> _WHAT THE TASK REQUIRES_
Search the listing for "this" and copy every line where it appears.

> _SOURCE DATA_
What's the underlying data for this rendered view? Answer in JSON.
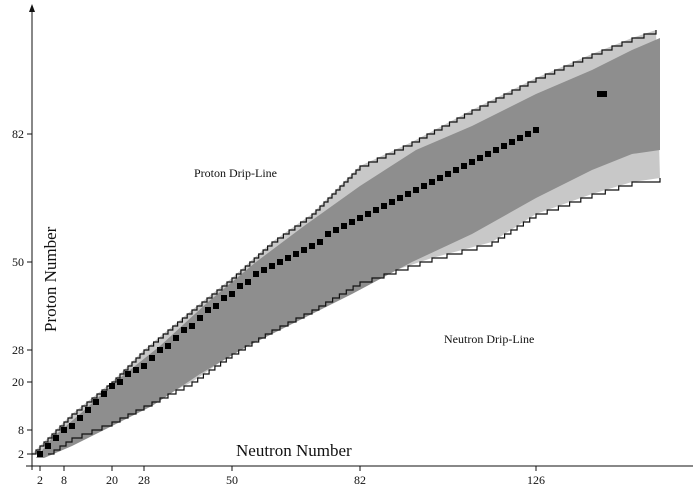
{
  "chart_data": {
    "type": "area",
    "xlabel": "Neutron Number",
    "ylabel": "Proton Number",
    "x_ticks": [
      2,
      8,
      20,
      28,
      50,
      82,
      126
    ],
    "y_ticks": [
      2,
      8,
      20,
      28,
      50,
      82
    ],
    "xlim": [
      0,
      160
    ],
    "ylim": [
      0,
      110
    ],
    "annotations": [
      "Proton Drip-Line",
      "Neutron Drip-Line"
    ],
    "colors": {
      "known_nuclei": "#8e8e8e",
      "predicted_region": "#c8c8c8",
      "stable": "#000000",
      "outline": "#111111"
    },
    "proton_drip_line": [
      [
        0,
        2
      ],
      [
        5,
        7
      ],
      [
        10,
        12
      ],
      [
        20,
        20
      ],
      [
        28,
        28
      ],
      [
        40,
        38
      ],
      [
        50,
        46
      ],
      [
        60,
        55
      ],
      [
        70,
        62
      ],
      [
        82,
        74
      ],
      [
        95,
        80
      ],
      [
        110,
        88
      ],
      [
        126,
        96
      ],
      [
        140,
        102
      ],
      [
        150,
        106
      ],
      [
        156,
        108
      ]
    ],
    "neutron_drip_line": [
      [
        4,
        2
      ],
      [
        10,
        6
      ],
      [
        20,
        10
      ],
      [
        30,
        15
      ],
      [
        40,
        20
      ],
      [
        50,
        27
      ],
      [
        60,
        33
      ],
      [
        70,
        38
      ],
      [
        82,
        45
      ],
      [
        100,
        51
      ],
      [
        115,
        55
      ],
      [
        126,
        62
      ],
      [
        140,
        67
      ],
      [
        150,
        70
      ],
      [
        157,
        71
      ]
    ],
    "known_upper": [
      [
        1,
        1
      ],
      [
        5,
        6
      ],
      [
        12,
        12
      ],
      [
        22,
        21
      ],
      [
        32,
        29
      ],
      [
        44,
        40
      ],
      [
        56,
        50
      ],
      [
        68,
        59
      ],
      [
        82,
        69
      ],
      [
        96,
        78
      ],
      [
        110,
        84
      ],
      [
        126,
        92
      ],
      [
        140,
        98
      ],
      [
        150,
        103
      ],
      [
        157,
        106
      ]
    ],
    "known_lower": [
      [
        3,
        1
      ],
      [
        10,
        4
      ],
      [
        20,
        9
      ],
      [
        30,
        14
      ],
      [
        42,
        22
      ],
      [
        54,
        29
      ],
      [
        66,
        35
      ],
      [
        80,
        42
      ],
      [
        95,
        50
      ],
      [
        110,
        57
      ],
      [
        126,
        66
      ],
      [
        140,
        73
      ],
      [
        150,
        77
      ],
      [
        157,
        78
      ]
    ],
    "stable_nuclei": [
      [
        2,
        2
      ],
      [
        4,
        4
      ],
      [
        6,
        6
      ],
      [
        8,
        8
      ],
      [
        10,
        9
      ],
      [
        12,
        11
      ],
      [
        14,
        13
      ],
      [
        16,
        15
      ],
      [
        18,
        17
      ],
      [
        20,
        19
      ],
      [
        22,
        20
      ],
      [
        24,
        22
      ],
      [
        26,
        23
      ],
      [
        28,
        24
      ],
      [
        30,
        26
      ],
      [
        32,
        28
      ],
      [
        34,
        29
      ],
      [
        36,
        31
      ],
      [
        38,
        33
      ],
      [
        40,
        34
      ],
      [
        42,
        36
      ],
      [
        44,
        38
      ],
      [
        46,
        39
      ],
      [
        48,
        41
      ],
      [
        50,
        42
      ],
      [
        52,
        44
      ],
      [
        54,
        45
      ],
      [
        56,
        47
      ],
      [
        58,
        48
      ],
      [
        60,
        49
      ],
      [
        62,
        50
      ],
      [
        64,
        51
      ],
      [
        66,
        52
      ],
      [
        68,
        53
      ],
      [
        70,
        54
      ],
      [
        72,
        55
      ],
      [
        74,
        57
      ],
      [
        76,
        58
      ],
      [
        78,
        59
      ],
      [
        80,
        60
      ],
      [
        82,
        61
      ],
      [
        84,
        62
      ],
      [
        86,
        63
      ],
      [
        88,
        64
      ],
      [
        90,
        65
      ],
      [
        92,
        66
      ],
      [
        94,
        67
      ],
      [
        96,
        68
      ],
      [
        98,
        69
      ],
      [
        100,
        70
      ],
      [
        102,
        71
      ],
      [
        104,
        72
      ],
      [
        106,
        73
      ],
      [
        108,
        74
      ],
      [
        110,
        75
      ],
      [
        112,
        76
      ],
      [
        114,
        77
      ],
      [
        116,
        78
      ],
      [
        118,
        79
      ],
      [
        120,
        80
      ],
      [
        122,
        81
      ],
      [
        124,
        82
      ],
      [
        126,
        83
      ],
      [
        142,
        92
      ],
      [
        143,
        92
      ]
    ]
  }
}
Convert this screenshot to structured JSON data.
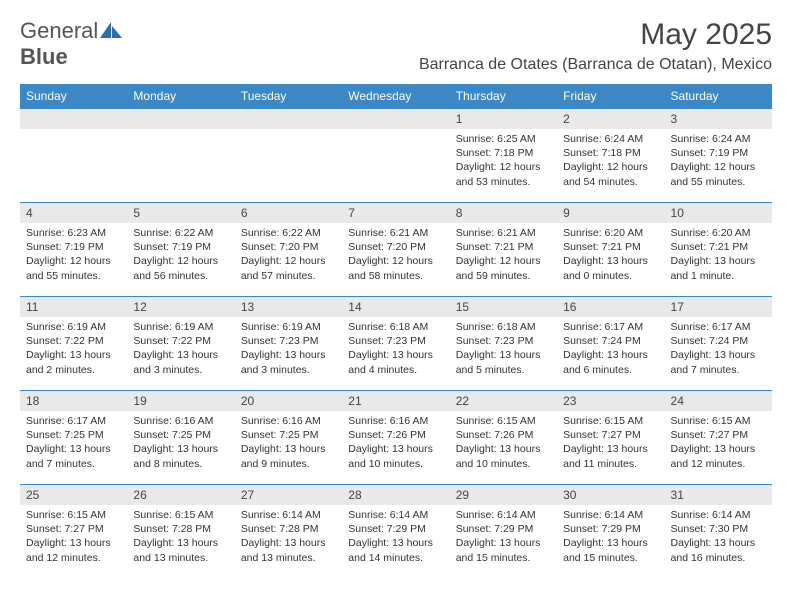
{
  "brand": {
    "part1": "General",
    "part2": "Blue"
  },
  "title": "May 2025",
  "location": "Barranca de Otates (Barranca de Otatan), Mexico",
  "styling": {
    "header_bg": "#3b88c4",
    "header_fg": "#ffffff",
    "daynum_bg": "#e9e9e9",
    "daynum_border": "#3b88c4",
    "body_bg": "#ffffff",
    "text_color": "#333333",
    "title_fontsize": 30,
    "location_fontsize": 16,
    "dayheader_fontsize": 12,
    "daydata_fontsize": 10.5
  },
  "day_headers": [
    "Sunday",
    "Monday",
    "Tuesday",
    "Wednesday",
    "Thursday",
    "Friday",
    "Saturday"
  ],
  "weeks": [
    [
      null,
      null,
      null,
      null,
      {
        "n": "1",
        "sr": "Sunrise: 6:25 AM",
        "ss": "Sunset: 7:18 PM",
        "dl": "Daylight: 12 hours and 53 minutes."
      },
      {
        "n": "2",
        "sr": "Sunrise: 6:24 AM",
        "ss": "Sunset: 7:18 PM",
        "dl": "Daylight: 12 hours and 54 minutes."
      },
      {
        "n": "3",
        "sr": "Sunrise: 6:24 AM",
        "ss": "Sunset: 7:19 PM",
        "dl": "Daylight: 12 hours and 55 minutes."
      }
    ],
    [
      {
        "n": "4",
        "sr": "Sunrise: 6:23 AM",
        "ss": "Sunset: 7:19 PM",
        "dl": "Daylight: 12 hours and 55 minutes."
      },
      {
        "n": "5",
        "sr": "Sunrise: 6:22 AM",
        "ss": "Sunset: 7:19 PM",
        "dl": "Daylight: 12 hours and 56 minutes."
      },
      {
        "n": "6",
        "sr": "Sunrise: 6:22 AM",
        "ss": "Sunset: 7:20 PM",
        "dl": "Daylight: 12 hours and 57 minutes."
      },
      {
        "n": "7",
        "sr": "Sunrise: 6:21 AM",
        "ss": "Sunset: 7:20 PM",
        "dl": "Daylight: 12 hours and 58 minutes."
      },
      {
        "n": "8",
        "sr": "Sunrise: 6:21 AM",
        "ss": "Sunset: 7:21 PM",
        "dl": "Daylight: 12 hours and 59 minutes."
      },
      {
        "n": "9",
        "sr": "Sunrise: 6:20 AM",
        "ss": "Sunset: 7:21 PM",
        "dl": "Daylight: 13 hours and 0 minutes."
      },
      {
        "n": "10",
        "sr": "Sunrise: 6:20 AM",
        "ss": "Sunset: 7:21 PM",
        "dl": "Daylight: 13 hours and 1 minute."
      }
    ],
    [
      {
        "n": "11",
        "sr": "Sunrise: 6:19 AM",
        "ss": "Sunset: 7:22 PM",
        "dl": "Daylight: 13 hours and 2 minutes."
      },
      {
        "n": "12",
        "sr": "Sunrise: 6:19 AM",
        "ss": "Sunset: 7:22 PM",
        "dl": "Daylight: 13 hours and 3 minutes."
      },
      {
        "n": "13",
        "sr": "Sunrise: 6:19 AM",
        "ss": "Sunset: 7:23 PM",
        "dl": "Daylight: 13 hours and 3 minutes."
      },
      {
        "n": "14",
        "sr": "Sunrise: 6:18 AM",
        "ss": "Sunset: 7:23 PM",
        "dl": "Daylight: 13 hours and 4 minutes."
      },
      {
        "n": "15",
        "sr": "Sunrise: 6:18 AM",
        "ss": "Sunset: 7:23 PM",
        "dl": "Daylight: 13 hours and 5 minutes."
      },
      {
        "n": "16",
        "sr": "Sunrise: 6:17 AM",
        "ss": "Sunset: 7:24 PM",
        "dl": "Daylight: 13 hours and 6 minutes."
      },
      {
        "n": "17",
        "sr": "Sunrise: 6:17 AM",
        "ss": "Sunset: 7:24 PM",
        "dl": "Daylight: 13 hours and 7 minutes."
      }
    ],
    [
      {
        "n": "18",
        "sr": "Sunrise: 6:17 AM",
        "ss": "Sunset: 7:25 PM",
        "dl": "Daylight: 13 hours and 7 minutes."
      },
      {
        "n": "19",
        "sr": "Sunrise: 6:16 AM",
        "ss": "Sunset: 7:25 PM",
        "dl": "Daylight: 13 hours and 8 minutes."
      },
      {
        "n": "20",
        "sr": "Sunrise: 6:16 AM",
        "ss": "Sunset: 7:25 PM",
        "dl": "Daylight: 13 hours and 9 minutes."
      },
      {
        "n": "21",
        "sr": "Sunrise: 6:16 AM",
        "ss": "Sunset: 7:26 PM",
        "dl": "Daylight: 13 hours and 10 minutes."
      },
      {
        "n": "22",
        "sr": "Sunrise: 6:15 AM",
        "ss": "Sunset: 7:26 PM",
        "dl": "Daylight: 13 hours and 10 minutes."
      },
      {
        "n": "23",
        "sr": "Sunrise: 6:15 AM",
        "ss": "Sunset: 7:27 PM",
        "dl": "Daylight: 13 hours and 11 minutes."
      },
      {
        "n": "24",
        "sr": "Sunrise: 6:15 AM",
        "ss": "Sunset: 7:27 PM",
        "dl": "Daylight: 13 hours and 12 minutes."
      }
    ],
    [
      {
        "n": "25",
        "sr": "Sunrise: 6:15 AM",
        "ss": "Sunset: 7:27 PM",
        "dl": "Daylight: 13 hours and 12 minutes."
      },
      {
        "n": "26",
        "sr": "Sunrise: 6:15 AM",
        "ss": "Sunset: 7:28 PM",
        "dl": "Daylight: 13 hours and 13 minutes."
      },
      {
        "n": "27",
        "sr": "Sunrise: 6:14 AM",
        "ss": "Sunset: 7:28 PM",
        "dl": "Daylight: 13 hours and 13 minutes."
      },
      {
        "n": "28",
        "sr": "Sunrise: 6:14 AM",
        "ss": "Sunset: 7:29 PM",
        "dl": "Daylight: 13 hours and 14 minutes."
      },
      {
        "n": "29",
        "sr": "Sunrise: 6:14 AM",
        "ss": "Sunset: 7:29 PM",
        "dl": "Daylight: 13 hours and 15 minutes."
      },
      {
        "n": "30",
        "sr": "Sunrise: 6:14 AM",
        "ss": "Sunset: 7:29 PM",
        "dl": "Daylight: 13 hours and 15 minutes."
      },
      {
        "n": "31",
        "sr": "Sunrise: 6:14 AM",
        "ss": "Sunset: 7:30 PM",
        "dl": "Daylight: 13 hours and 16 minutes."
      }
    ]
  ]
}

> _RESULT OF THE TASK_
What's the underlying data for this rendered view? Answer in JSON.
Convert this screenshot to structured JSON data.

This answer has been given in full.